**DATA TO PROCESS:**

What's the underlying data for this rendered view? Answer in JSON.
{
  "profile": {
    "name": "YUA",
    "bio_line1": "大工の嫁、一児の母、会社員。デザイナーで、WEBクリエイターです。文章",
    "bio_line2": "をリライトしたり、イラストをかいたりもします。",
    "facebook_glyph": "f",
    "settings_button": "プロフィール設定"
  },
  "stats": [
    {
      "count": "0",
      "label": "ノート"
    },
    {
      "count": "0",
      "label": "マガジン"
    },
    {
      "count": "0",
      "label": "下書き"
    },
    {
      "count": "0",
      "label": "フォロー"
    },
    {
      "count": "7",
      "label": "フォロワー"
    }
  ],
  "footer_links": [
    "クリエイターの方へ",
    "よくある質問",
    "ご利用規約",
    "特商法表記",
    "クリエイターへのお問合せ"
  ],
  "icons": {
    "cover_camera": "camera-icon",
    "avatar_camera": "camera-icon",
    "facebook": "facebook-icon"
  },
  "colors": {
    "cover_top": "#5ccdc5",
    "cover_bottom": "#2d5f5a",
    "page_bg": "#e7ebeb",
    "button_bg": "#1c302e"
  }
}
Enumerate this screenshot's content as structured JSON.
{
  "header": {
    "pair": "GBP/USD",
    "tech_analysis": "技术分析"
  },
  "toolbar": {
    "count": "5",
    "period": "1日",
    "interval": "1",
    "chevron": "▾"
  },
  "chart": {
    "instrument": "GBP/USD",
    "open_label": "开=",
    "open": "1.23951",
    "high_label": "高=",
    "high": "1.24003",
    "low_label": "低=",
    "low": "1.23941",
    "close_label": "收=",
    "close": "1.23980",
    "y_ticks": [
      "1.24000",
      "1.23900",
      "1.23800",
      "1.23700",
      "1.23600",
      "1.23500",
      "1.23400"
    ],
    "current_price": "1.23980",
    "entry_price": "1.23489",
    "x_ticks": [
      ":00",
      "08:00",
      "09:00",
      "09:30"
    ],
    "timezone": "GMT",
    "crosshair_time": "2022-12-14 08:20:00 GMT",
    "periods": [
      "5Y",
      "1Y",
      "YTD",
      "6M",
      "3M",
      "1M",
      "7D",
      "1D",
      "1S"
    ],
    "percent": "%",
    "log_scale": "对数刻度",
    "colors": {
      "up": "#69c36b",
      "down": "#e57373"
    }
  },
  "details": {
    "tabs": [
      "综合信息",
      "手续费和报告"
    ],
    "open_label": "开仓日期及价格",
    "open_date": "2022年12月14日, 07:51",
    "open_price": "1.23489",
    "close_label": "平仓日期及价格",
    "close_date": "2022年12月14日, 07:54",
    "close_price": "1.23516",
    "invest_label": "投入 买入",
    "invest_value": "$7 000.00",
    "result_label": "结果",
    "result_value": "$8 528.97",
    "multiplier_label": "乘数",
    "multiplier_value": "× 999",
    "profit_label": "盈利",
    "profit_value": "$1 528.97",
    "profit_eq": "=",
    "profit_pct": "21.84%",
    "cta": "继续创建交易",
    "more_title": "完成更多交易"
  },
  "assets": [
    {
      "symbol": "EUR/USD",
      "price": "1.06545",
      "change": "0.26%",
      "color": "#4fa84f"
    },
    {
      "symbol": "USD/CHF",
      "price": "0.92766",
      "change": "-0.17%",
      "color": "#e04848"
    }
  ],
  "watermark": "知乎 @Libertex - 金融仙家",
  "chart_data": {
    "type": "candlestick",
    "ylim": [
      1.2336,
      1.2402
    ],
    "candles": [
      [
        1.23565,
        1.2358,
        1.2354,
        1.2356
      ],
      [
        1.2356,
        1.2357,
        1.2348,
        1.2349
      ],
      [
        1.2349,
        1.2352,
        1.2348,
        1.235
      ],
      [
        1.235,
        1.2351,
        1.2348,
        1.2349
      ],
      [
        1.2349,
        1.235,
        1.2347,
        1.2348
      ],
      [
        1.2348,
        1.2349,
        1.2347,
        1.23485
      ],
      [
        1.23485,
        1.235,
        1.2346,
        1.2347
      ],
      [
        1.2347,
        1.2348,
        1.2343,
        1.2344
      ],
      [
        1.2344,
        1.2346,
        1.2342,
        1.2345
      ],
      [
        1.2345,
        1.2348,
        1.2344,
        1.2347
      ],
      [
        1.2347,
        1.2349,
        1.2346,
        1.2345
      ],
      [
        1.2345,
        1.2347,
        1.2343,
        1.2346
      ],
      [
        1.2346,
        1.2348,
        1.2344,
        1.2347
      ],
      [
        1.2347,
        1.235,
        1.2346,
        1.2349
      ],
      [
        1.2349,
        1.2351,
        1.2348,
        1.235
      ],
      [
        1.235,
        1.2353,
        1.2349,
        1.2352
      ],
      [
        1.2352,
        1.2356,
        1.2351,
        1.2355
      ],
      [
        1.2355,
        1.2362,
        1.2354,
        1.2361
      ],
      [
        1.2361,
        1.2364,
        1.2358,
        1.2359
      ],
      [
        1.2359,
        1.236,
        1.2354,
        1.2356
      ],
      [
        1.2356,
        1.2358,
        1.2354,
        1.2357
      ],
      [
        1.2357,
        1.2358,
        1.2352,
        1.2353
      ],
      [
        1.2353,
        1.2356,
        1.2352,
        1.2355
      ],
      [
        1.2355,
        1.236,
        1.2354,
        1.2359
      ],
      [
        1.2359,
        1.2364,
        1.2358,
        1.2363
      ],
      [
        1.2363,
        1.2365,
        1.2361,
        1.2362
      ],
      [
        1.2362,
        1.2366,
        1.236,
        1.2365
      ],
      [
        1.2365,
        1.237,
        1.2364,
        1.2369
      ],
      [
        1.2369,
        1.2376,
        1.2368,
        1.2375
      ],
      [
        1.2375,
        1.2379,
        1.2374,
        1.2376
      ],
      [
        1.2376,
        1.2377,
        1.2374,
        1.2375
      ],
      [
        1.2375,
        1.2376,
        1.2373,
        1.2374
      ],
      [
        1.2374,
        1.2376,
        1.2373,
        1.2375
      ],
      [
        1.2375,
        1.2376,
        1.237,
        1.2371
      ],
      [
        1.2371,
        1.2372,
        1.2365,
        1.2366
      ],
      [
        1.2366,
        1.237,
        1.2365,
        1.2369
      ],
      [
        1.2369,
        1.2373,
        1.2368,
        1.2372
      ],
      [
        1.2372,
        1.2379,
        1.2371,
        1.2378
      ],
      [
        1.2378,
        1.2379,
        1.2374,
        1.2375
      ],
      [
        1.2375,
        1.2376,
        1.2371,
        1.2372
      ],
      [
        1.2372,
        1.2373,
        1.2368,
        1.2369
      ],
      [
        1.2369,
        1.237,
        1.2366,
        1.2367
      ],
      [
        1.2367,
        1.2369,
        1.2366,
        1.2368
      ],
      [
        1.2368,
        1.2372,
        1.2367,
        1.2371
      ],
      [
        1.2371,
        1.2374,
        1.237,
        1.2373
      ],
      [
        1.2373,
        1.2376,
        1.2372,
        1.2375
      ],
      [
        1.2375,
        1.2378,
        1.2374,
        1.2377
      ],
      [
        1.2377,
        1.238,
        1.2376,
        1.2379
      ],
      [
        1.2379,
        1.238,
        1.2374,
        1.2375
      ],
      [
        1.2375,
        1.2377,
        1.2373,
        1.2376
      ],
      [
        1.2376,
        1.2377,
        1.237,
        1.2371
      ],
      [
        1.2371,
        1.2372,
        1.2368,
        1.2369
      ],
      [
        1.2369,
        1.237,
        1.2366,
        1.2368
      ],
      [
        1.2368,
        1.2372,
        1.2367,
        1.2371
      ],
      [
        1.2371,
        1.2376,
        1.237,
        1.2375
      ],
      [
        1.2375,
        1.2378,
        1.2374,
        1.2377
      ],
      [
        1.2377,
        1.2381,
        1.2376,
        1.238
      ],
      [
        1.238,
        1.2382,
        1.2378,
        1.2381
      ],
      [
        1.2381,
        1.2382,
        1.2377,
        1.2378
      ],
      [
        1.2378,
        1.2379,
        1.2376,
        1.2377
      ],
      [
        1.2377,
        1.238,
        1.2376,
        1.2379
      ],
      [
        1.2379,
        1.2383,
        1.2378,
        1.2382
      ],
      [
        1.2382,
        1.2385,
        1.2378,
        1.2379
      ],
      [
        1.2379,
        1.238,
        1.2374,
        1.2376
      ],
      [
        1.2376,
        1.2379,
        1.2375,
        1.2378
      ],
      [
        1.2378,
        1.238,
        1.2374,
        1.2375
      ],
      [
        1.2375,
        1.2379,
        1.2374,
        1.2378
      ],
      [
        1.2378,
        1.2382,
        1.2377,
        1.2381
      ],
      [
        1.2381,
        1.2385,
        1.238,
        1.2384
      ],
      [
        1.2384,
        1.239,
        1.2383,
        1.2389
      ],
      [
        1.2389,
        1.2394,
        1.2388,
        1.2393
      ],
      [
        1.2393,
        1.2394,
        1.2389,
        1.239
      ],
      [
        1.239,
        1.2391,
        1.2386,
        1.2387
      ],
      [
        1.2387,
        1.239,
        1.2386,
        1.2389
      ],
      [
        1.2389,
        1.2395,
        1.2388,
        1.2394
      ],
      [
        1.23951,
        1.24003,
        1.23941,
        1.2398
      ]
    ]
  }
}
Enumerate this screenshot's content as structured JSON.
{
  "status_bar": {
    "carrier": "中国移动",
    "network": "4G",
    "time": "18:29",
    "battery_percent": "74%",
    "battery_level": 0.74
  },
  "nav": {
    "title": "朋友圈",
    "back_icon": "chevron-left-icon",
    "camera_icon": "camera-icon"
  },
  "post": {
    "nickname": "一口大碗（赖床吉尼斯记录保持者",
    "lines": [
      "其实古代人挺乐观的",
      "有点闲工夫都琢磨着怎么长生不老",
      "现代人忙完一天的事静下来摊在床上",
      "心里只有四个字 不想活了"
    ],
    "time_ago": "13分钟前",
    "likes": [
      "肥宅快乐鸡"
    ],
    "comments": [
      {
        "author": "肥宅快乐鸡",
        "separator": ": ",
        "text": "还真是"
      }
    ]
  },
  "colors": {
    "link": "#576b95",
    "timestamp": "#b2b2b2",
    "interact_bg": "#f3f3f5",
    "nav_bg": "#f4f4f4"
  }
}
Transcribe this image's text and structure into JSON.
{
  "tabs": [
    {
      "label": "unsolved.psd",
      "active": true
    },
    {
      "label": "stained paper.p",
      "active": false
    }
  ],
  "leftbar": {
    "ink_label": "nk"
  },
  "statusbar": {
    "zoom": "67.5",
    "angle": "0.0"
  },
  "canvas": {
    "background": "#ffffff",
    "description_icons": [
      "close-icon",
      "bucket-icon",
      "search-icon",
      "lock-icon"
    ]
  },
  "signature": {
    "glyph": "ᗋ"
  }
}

**TO DO:**
Report how many lines of the data hold the string "chevron"; give only the number.

**EXERCISE RESULT:**
2